Job: Output each line of the layout data below unchanged and in the same order.

[Layout records]
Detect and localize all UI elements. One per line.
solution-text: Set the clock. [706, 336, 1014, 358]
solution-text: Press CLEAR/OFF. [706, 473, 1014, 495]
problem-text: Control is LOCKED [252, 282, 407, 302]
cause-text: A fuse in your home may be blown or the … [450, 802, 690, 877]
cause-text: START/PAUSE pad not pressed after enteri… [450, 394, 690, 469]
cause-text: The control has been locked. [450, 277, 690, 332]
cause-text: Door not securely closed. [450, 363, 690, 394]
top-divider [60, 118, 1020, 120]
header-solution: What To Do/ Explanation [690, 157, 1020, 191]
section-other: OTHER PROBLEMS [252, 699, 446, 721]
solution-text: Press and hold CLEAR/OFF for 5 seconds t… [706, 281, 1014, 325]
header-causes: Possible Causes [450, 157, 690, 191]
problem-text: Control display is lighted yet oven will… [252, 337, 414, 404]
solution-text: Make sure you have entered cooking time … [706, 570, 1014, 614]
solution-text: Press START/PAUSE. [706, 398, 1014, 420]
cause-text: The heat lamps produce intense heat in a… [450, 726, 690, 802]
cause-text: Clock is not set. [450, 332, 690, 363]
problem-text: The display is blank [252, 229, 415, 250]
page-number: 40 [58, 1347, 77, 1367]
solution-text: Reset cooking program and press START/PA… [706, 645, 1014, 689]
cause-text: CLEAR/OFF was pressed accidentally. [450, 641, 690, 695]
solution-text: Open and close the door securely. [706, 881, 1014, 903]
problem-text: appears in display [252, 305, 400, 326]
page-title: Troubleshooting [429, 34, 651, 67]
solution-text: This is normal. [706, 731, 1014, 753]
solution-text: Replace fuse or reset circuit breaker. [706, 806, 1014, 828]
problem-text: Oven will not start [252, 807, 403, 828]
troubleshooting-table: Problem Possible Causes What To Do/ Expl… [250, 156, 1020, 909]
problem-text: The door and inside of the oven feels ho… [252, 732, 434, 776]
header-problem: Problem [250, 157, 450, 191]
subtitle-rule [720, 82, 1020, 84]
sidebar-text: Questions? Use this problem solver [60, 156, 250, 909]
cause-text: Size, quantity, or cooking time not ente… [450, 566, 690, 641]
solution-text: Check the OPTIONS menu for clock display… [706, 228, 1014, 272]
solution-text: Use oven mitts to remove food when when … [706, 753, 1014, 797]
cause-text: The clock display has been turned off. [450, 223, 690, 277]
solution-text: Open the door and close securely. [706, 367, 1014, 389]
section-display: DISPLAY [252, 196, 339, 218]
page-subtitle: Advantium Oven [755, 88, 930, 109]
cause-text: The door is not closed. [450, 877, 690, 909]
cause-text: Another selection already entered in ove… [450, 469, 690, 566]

Result of this exercise:
Detect and localize all UI elements. One per line.
solution-text: Set the clock. [706, 336, 1014, 358]
solution-text: Press CLEAR/OFF. [706, 473, 1014, 495]
problem-text: Control is LOCKED [252, 282, 407, 302]
cause-text: A fuse in your home may be blown or the … [450, 802, 690, 877]
cause-text: START/PAUSE pad not pressed after enteri… [450, 394, 690, 469]
cause-text: The control has been locked. [450, 277, 690, 332]
cause-text: Door not securely closed. [450, 363, 690, 394]
top-divider [60, 118, 1020, 120]
header-solution: What To Do/ Explanation [690, 157, 1020, 191]
section-other: OTHER PROBLEMS [252, 699, 446, 721]
solution-text: Press and hold CLEAR/OFF for 5 seconds t… [706, 281, 1014, 325]
header-causes: Possible Causes [450, 157, 690, 191]
problem-text: Control display is lighted yet oven will… [252, 337, 414, 404]
solution-text: Make sure you have entered cooking time … [706, 570, 1014, 614]
solution-text: Press START/PAUSE. [706, 398, 1014, 420]
cause-text: The heat lamps produce intense heat in a… [450, 726, 690, 802]
cause-text: Clock is not set. [450, 332, 690, 363]
problem-text: The display is blank [252, 229, 415, 250]
page-number: 40 [58, 1347, 77, 1367]
solution-text: Reset cooking program and press START/PA… [706, 645, 1014, 689]
cause-text: CLEAR/OFF was pressed accidentally. [450, 641, 690, 695]
solution-text: Open and close the door securely. [706, 881, 1014, 903]
problem-text: appears in display [252, 305, 400, 326]
page-title: Troubleshooting [429, 34, 651, 67]
solution-text: This is normal. [706, 731, 1014, 753]
solution-text: Replace fuse or reset circuit breaker. [706, 806, 1014, 828]
problem-text: Oven will not start [252, 807, 403, 828]
troubleshooting-table: Problem Possible Causes What To Do/ Expl… [250, 156, 1020, 909]
problem-text: The door and inside of the oven feels ho… [252, 732, 434, 776]
header-problem: Problem [250, 157, 450, 191]
subtitle-rule [720, 82, 1020, 84]
sidebar-text: Questions? Use this problem solver [60, 156, 250, 909]
cause-text: Size, quantity, or cooking time not ente… [450, 566, 690, 641]
solution-text: Check the OPTIONS menu for clock display… [706, 228, 1014, 272]
solution-text: Use oven mitts to remove food when when … [706, 753, 1014, 797]
cause-text: The clock display has been turned off. [450, 223, 690, 277]
solution-text: Open the door and close securely. [706, 367, 1014, 389]
section-display: DISPLAY [252, 196, 339, 218]
page-subtitle: Advantium Oven [755, 88, 930, 109]
cause-text: The door is not closed. [450, 877, 690, 909]
cause-text: Another selection already entered in ove… [450, 469, 690, 566]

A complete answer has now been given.